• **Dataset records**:
____________________
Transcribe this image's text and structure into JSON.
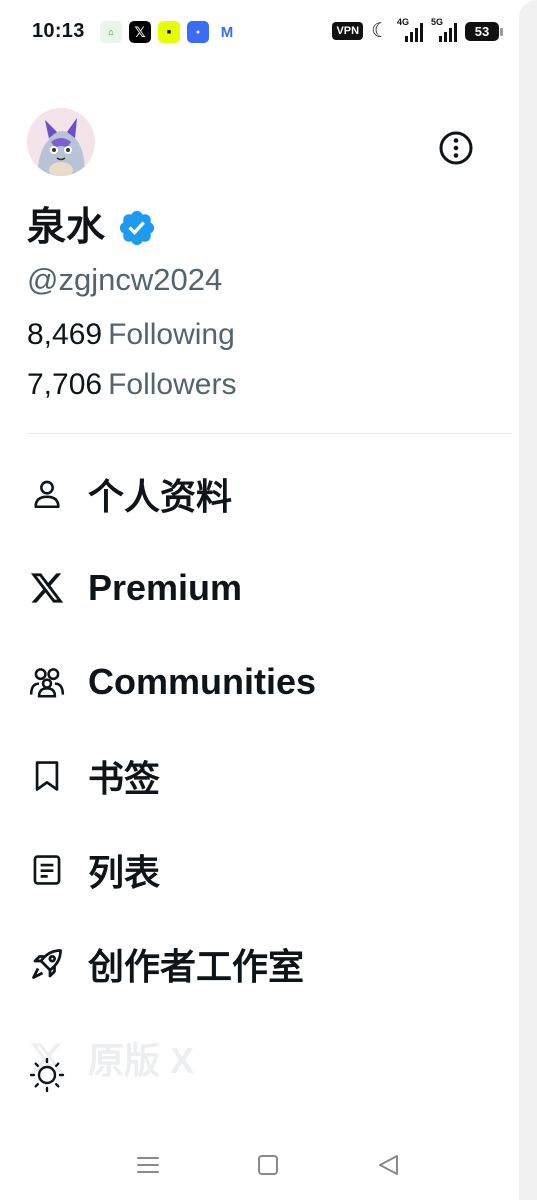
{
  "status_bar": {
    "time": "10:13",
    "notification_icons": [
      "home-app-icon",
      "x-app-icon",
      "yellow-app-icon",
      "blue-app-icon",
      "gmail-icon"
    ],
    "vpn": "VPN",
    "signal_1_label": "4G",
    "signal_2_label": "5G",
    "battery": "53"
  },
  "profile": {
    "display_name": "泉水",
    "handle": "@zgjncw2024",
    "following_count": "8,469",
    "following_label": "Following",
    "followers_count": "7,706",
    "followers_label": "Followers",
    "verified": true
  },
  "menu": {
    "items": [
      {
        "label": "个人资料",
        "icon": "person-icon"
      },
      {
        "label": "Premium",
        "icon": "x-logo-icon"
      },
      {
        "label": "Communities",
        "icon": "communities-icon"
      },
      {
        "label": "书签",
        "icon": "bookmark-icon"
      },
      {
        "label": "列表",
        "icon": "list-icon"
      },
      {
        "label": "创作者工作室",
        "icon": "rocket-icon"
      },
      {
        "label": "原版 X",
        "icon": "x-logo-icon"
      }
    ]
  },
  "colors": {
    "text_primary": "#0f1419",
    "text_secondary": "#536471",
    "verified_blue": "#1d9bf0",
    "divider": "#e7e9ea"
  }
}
____________________
Reproduce the material above verbatim; omit every picture.

• **Response**:
Transcribe this image's text and structure into JSON.
{
  "status_bar": {
    "time": "10:13",
    "notification_icons": [
      "home-app-icon",
      "x-app-icon",
      "yellow-app-icon",
      "blue-app-icon",
      "gmail-icon"
    ],
    "vpn": "VPN",
    "signal_1_label": "4G",
    "signal_2_label": "5G",
    "battery": "53"
  },
  "profile": {
    "display_name": "泉水",
    "handle": "@zgjncw2024",
    "following_count": "8,469",
    "following_label": "Following",
    "followers_count": "7,706",
    "followers_label": "Followers",
    "verified": true
  },
  "menu": {
    "items": [
      {
        "label": "个人资料",
        "icon": "person-icon"
      },
      {
        "label": "Premium",
        "icon": "x-logo-icon"
      },
      {
        "label": "Communities",
        "icon": "communities-icon"
      },
      {
        "label": "书签",
        "icon": "bookmark-icon"
      },
      {
        "label": "列表",
        "icon": "list-icon"
      },
      {
        "label": "创作者工作室",
        "icon": "rocket-icon"
      },
      {
        "label": "原版 X",
        "icon": "x-logo-icon"
      }
    ]
  },
  "colors": {
    "text_primary": "#0f1419",
    "text_secondary": "#536471",
    "verified_blue": "#1d9bf0",
    "divider": "#e7e9ea"
  }
}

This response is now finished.